--- Begin ---
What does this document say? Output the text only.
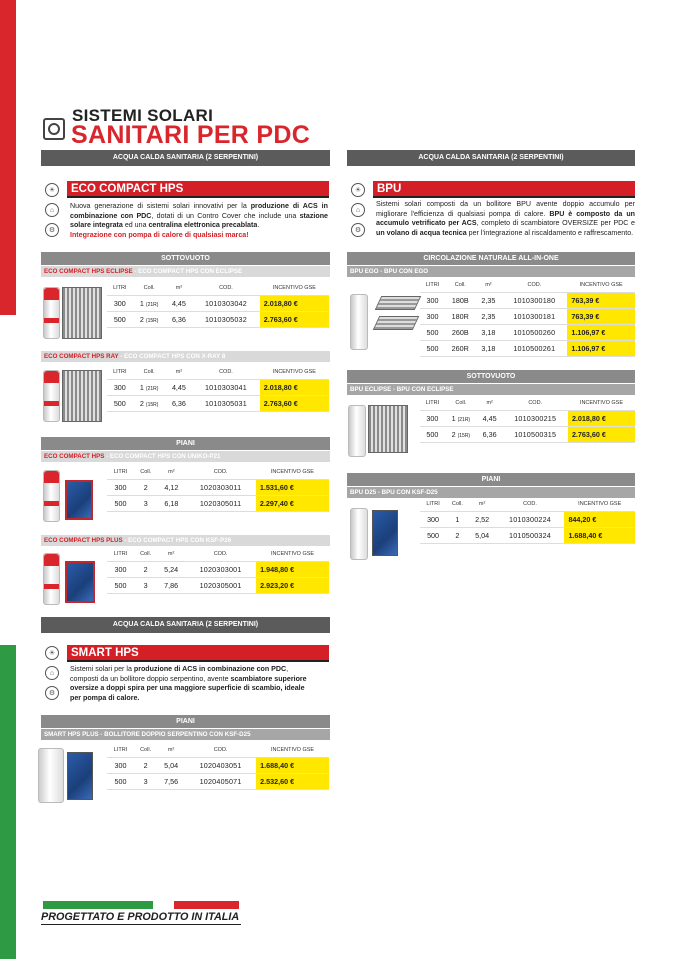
SISTEMI SOLARI
SANITARI PER PDC
ACQUA CALDA SANITARIA (2 SERPENTINI)
☀
⌂
⚙
ECO COMPACT HPS
Nuova generazione di sistemi solari innovativi per la produzione di ACS in combinazione con PDC, dotati di un Contro Cover che include una stazione solare integrata ed una centralina elettronica precablata.
Integrazione con pompa di calore di qualsiasi marca!
SOTTOVUOTO
ECO COMPACT HPS ECLIPSE - ECO COMPACT HPS CON ECLIPSE
LITRI	Coll.	m²	COD.	INCENTIVO GSE
300	1 (21R)	4,45	1010303042	2.018,80 €
500	2 (15R)	6,36	1010305032	2.763,60 €
ECO COMPACT HPS RAY - ECO COMPACT HPS CON X-RAY 8
LITRI	Coll.	m²	COD.	INCENTIVO GSE
300	1 (21R)	4,45	1010303041	2.018,80 €
500	2 (15R)	6,36	1010305031	2.763,60 €
PIANI
ECO COMPACT HPS - ECO COMPACT HPS CON UNIKO-P21
LITRI	Coll.	m²	COD.	INCENTIVO GSE
300	2	4,12	1020303011	1.531,60 €
500	3	6,18	1020305011	2.297,40 €
ECO COMPACT HPS PLUS - ECO COMPACT HPS CON KSF-P26
LITRI	Coll.	m²	COD.	INCENTIVO GSE
300	2	5,24	1020303001	1.948,80 €
500	3	7,86	1020305001	2.923,20 €
ACQUA CALDA SANITARIA (2 SERPENTINI)
☀
⌂
⚙
SMART HPS
Sistemi solari per la produzione di ACS in combinazione con PDC, composti da un bollitore doppio serpentino, avente scambiatore superiore oversize a doppi spira per una maggiore superficie di scambio, ideale per pompa di calore.
PIANI
SMART HPS PLUS - BOLLITORE DOPPIO SERPENTINO CON KSF-D25
LITRI	Coll.	m²	COD.	INCENTIVO GSE
300	2	5,04	1020403051	1.688,40 €
500	3	7,56	1020405071	2.532,60 €
ACQUA CALDA SANITARIA (2 SERPENTINI)
☀
⌂
⚙
BPU
Sistemi solari composti da un bollitore BPU avente doppio accumulo per migliorare l'efficienza di qualsiasi pompa di calore. BPU è composto da un accumulo vetrificato per ACS, completo di scambiatore OVERSIZE per PDC e un volano di acqua tecnica per l'integrazione al riscaldamento e raffrescamento.
CIRCOLAZIONE NATURALE ALL-IN-ONE
BPU EGO - BPU CON EGO
LITRI	Coll.	m²	COD.	INCENTIVO GSE
300	180B	2,35	1010300180	763,39 €
300	180R	2,35	1010300181	763,39 €
500	260B	3,18	1010500260	1.106,97 €
500	260R	3,18	1010500261	1.106,97 €
SOTTOVUOTO
BPU ECLIPSE - BPU CON ECLIPSE
LITRI	Coll.	m²	COD.	INCENTIVO GSE
300	1 (21R)	4,45	1010300215	2.018,80 €
500	2 (15R)	6,36	1010500315	2.763,60 €
PIANI
BPU D25 - BPU CON KSF-D25
LITRI	Coll.	m²	COD.	INCENTIVO GSE
300	1	2,52	1010300224	844,20 €
500	2	5,04	1010500324	1.688,40 €
PROGETTATO E PRODOTTO IN ITALIA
--- End ---
#### [Problem requirements]
Omit any images, then output the listing exactly.

#### [In response]
What does this document say? Output the text only.
SISTEMI SOLARI
SANITARI PER PDC
ACQUA CALDA SANITARIA (2 SERPENTINI)
☀
⌂
⚙
ECO COMPACT HPS
Nuova generazione di sistemi solari innovativi per la produzione di ACS in combinazione con PDC, dotati di un Contro Cover che include una stazione solare integrata ed una centralina elettronica precablata.
Integrazione con pompa di calore di qualsiasi marca!
SOTTOVUOTO
ECO COMPACT HPS ECLIPSE - ECO COMPACT HPS CON ECLIPSE
LITRI	Coll.	m²	COD.	INCENTIVO GSE
300	1 (21R)	4,45	1010303042	2.018,80 €
500	2 (15R)	6,36	1010305032	2.763,60 €
ECO COMPACT HPS RAY - ECO COMPACT HPS CON X-RAY 8
LITRI	Coll.	m²	COD.	INCENTIVO GSE
300	1 (21R)	4,45	1010303041	2.018,80 €
500	2 (15R)	6,36	1010305031	2.763,60 €
PIANI
ECO COMPACT HPS - ECO COMPACT HPS CON UNIKO-P21
LITRI	Coll.	m²	COD.	INCENTIVO GSE
300	2	4,12	1020303011	1.531,60 €
500	3	6,18	1020305011	2.297,40 €
ECO COMPACT HPS PLUS - ECO COMPACT HPS CON KSF-P26
LITRI	Coll.	m²	COD.	INCENTIVO GSE
300	2	5,24	1020303001	1.948,80 €
500	3	7,86	1020305001	2.923,20 €
ACQUA CALDA SANITARIA (2 SERPENTINI)
☀
⌂
⚙
SMART HPS
Sistemi solari per la produzione di ACS in combinazione con PDC, composti da un bollitore doppio serpentino, avente scambiatore superiore oversize a doppi spira per una maggiore superficie di scambio, ideale per pompa di calore.
PIANI
SMART HPS PLUS - BOLLITORE DOPPIO SERPENTINO CON KSF-D25
LITRI	Coll.	m²	COD.	INCENTIVO GSE
300	2	5,04	1020403051	1.688,40 €
500	3	7,56	1020405071	2.532,60 €
ACQUA CALDA SANITARIA (2 SERPENTINI)
☀
⌂
⚙
BPU
Sistemi solari composti da un bollitore BPU avente doppio accumulo per migliorare l'efficienza di qualsiasi pompa di calore. BPU è composto da un accumulo vetrificato per ACS, completo di scambiatore OVERSIZE per PDC e un volano di acqua tecnica per l'integrazione al riscaldamento e raffrescamento.
CIRCOLAZIONE NATURALE ALL-IN-ONE
BPU EGO - BPU CON EGO
LITRI	Coll.	m²	COD.	INCENTIVO GSE
300	180B	2,35	1010300180	763,39 €
300	180R	2,35	1010300181	763,39 €
500	260B	3,18	1010500260	1.106,97 €
500	260R	3,18	1010500261	1.106,97 €
SOTTOVUOTO
BPU ECLIPSE - BPU CON ECLIPSE
LITRI	Coll.	m²	COD.	INCENTIVO GSE
300	1 (21R)	4,45	1010300215	2.018,80 €
500	2 (15R)	6,36	1010500315	2.763,60 €
PIANI
BPU D25 - BPU CON KSF-D25
LITRI	Coll.	m²	COD.	INCENTIVO GSE
300	1	2,52	1010300224	844,20 €
500	2	5,04	1010500324	1.688,40 €
PROGETTATO E PRODOTTO IN ITALIA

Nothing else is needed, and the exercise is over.